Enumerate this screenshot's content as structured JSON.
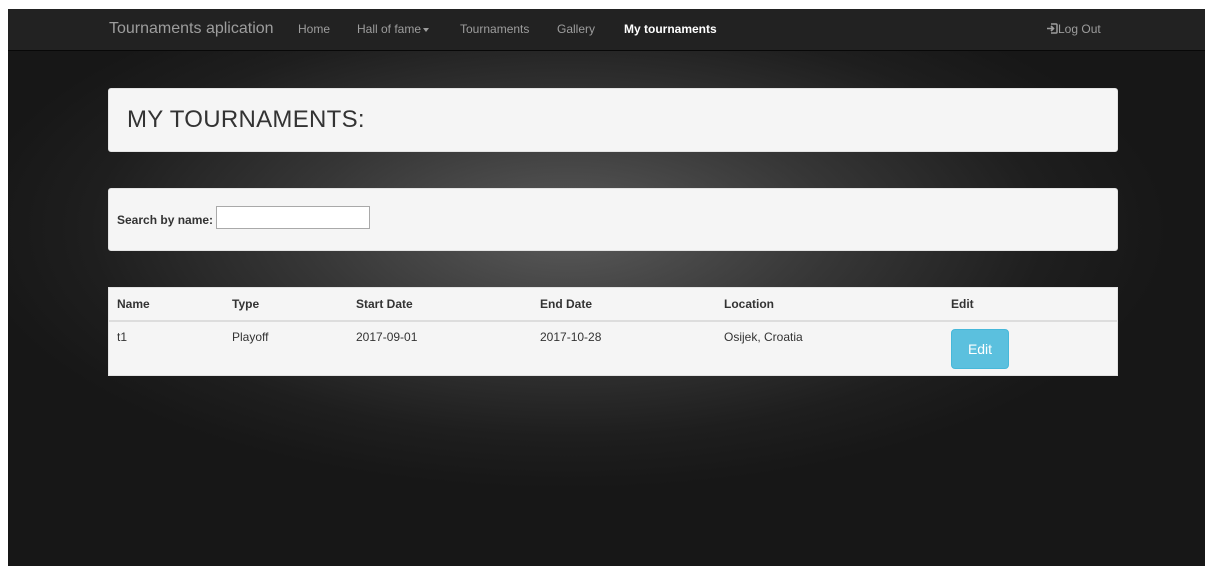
{
  "navbar": {
    "brand": "Tournaments aplication",
    "items": [
      {
        "label": "Home"
      },
      {
        "label": "Hall of fame"
      },
      {
        "label": "Tournaments"
      },
      {
        "label": "Gallery"
      },
      {
        "label": "My tournaments",
        "active": true
      }
    ],
    "logout_label": "Log Out",
    "logout_icon": "log-in-icon"
  },
  "page": {
    "title": "MY TOURNAMENTS:"
  },
  "search": {
    "label": "Search by name:",
    "value": "",
    "placeholder": ""
  },
  "table": {
    "columns": [
      "Name",
      "Type",
      "Start Date",
      "End Date",
      "Location",
      "Edit"
    ],
    "rows": [
      {
        "name": "t1",
        "type": "Playoff",
        "start_date": "2017-09-01",
        "end_date": "2017-10-28",
        "location": "Osijek, Croatia",
        "edit_label": "Edit"
      }
    ]
  },
  "colors": {
    "navbar_bg": "#222222",
    "panel_bg": "#f5f5f5",
    "edit_button": "#5bc0de"
  }
}
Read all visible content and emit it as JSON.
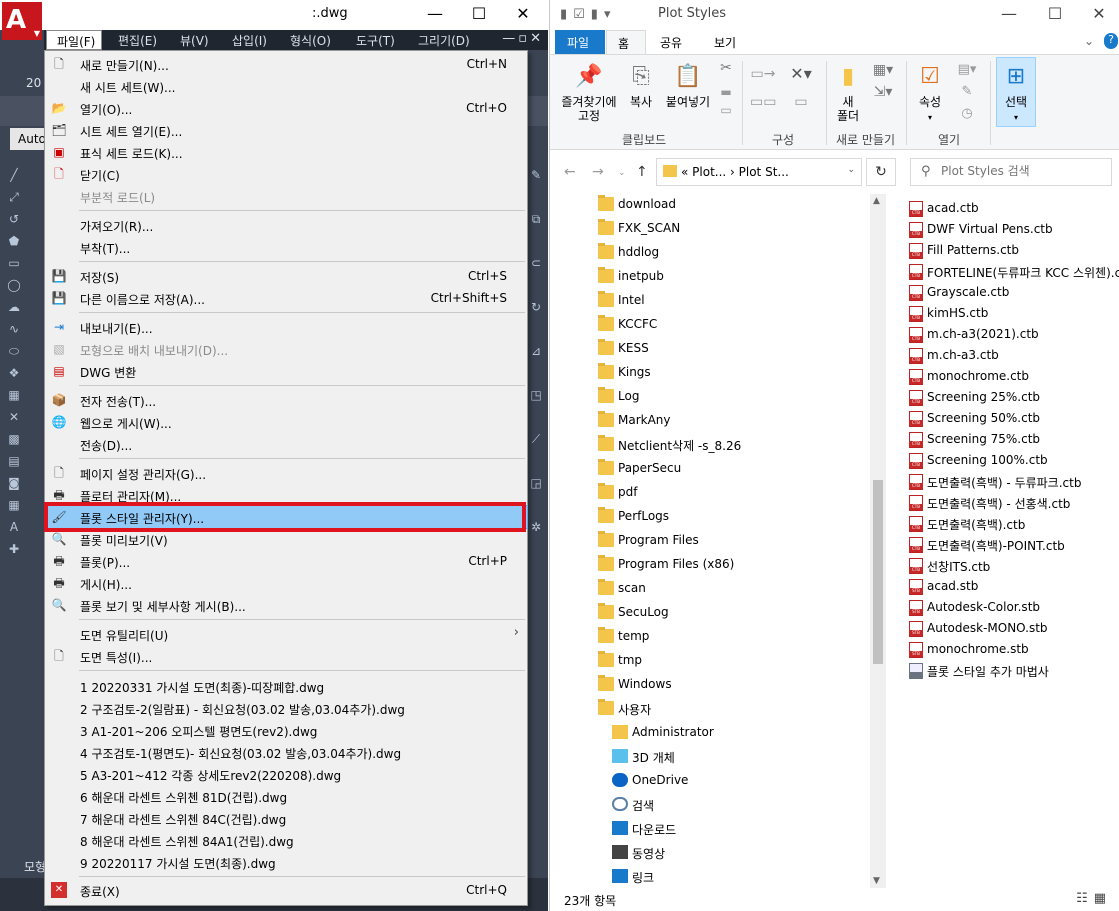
{
  "autocad": {
    "title": ":.dwg",
    "logo": "A",
    "tab_label": "20",
    "ribbon_label": "Auto",
    "model_label": "모형",
    "menubar": [
      "파일(F)",
      "편집(E)",
      "뷰(V)",
      "삽입(I)",
      "형식(O)",
      "도구(T)",
      "그리기(D)"
    ],
    "file_menu": {
      "new": {
        "label": "새로 만들기(N)...",
        "shortcut": "Ctrl+N"
      },
      "new_sheet_set": {
        "label": "새 시트 세트(W)..."
      },
      "open": {
        "label": "열기(O)...",
        "shortcut": "Ctrl+O"
      },
      "open_sheet_set": {
        "label": "시트 세트 열기(E)..."
      },
      "load_markup_set": {
        "label": "표식 세트 로드(K)..."
      },
      "close": {
        "label": "닫기(C)"
      },
      "partial_load": {
        "label": "부분적 로드(L)"
      },
      "import": {
        "label": "가져오기(R)..."
      },
      "attach": {
        "label": "부착(T)..."
      },
      "save": {
        "label": "저장(S)",
        "shortcut": "Ctrl+S"
      },
      "save_as": {
        "label": "다른 이름으로 저장(A)...",
        "shortcut": "Ctrl+Shift+S"
      },
      "export": {
        "label": "내보내기(E)..."
      },
      "export_layout": {
        "label": "모형으로 배치 내보내기(D)..."
      },
      "dwg_convert": {
        "label": "DWG 변환"
      },
      "etransmit": {
        "label": "전자 전송(T)..."
      },
      "publish_web": {
        "label": "웹으로 게시(W)..."
      },
      "send": {
        "label": "전송(D)..."
      },
      "page_setup": {
        "label": "페이지 설정 관리자(G)..."
      },
      "plotter_manager": {
        "label": "플로터 관리자(M)..."
      },
      "plot_style_manager": {
        "label": "플롯 스타일 관리자(Y)..."
      },
      "plot_preview": {
        "label": "플롯 미리보기(V)"
      },
      "plot": {
        "label": "플롯(P)...",
        "shortcut": "Ctrl+P"
      },
      "publish": {
        "label": "게시(H)..."
      },
      "view_plot_details": {
        "label": "플롯 보기 및 세부사항 게시(B)..."
      },
      "drawing_utilities": {
        "label": "도면 유틸리티(U)"
      },
      "drawing_properties": {
        "label": "도면 특성(I)..."
      },
      "recent_files": [
        "1 20220331 가시설 도면(최종)-띠장폐합.dwg",
        "2 구조검토-2(일람표) - 회신요청(03.02 발송,03.04추가).dwg",
        "3 A1-201~206 오피스텔 평면도(rev2).dwg",
        "4 구조검토-1(평면도)- 회신요청(03.02 발송,03.04추가).dwg",
        "5 A3-201~412 각종 상세도rev2(220208).dwg",
        "6 해운대 라센트 스위첸 81D(건립).dwg",
        "7 해운대 라센트 스위첸 84C(건립).dwg",
        "8 해운대 라센트 스위첸 84A1(건립).dwg",
        "9 20220117 가시설 도면(최종).dwg"
      ],
      "exit": {
        "label": "종료(X)",
        "shortcut": "Ctrl+Q"
      }
    }
  },
  "explorer": {
    "title": "Plot Styles",
    "tabs": {
      "file": "파일",
      "home": "홈",
      "share": "공유",
      "view": "보기"
    },
    "ribbon": {
      "pin_label": "즐겨찾기에\n고정",
      "copy": "복사",
      "paste": "붙여넣기",
      "clipboard_group": "클립보드",
      "organize_group": "구성",
      "new_folder": "새\n폴더",
      "new_group": "새로 만들기",
      "properties": "속성",
      "open_group": "열기",
      "select": "선택"
    },
    "address": {
      "path": "«  Plot...  ›  Plot St...",
      "search_placeholder": "Plot Styles 검색"
    },
    "nav_folders": [
      "download",
      "FXK_SCAN",
      "hddlog",
      "inetpub",
      "Intel",
      "KCCFC",
      "KESS",
      "Kings",
      "Log",
      "MarkAny",
      "Netclient삭제 -s_8.26",
      "PaperSecu",
      "pdf",
      "PerfLogs",
      "Program Files",
      "Program Files (x86)",
      "scan",
      "SecuLog",
      "temp",
      "tmp",
      "Windows",
      "사용자"
    ],
    "nav_special": [
      "Administrator",
      "3D 개체",
      "OneDrive",
      "검색",
      "다운로드",
      "동영상",
      "링크"
    ],
    "files_ctb": [
      "acad.ctb",
      "DWF Virtual Pens.ctb",
      "Fill Patterns.ctb",
      "FORTELINE(두류파크 KCC 스위첸).ctb",
      "Grayscale.ctb",
      "kimHS.ctb",
      "m.ch-a3(2021).ctb",
      "m.ch-a3.ctb",
      "monochrome.ctb",
      "Screening 25%.ctb",
      "Screening 50%.ctb",
      "Screening 75%.ctb",
      "Screening 100%.ctb",
      "도면출력(흑백) - 두류파크.ctb",
      "도면출력(흑백) - 선홍색.ctb",
      "도면출력(흑백).ctb",
      "도면출력(흑백)-POINT.ctb",
      "선창ITS.ctb"
    ],
    "files_stb": [
      "acad.stb",
      "Autodesk-Color.stb",
      "Autodesk-MONO.stb",
      "monochrome.stb"
    ],
    "wizard": "플롯 스타일 추가 마법사",
    "status": "23개 항목"
  }
}
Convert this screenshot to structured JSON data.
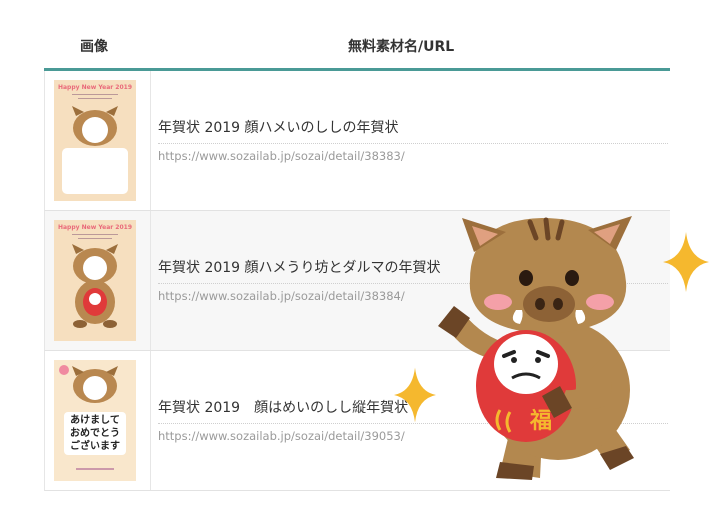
{
  "table": {
    "headers": {
      "image": "画像",
      "name_url": "無料素材名/URL"
    },
    "rows": [
      {
        "title": "年賀状 2019 顔ハメいのししの年賀状",
        "url": "https://www.sozailab.jp/sozai/detail/38383/",
        "thumb_title": "Happy New Year 2019"
      },
      {
        "title": "年賀状 2019 顔ハメうり坊とダルマの年賀状",
        "url": "https://www.sozailab.jp/sozai/detail/38384/",
        "thumb_title": "Happy New Year 2019"
      },
      {
        "title": "年賀状 2019　顔はめいのしし縦年賀状",
        "url": "https://www.sozailab.jp/sozai/detail/39053/",
        "thumb_message": "あけまして\nおめでとう\nございます"
      }
    ]
  },
  "mascot": {
    "daruma_text": "福"
  },
  "colors": {
    "header_border": "#4a9a96",
    "boar_brown": "#b3884f",
    "daruma_red": "#e03a3a",
    "sparkle": "#f5b82e"
  },
  "icons": [
    "sparkle-icon",
    "boar-mascot-illustration"
  ]
}
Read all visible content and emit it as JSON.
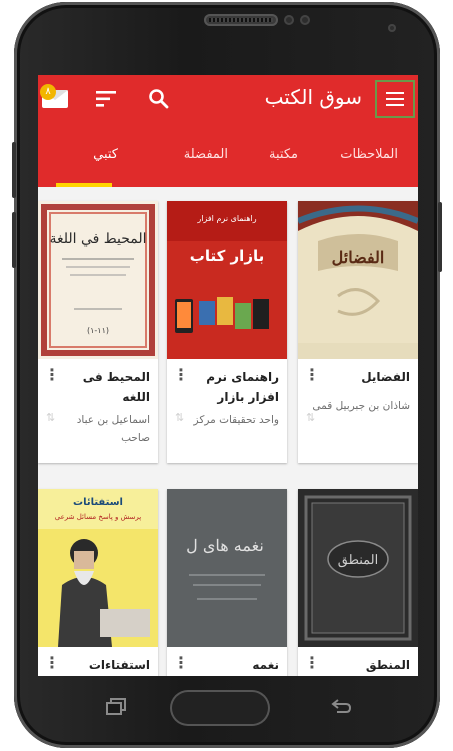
{
  "app": {
    "title": "سوق الكتب",
    "notification_count": "٨"
  },
  "tabs": [
    {
      "label": "الملاحظات"
    },
    {
      "label": "مكتبة"
    },
    {
      "label": "المفضلة"
    },
    {
      "label": "كتبي",
      "active": true
    }
  ],
  "books": [
    {
      "title": "الفضايل",
      "author": "شاذان بن جبربيل قمی",
      "cover_text": "الفضائل"
    },
    {
      "title": "راهنمای نرم افزار بازار",
      "author": "واحد تحقیقات مرکز",
      "cover_text": "بازار کتاب"
    },
    {
      "title": "المحيط فی اللغه",
      "author": "اسماعیل بن عباد صاحب",
      "cover_text": "المحيط في اللغة"
    },
    {
      "title": "المنطق",
      "author": "",
      "cover_text": "المنطق"
    },
    {
      "title": "نغمه",
      "author": "",
      "cover_text": "نغمه های ل"
    },
    {
      "title": "استفتاءات",
      "author": "",
      "cover_text": "استفتائات"
    }
  ],
  "colors": {
    "primary": "#e02b2b",
    "tab_indicator": "#ffd400",
    "badge": "#f2b600"
  },
  "icons": {
    "menu": "hamburger-icon",
    "search": "search-icon",
    "sort": "sort-icon",
    "mail": "mail-icon",
    "more": "more-vert-icon"
  }
}
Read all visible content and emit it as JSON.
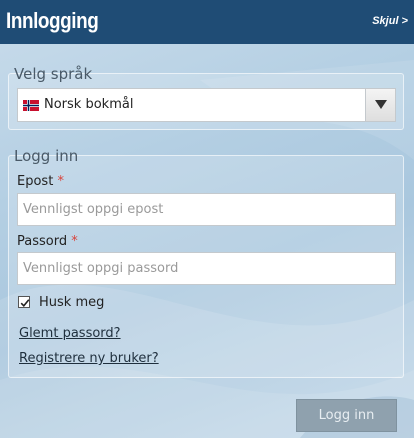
==========
### Exercise requirements
Check each line of the records for the word "Styles", and show the lines that contain it.

### Result
    "title": "Plot Styles",
      "search_placeholder": "Plot Styles 검색"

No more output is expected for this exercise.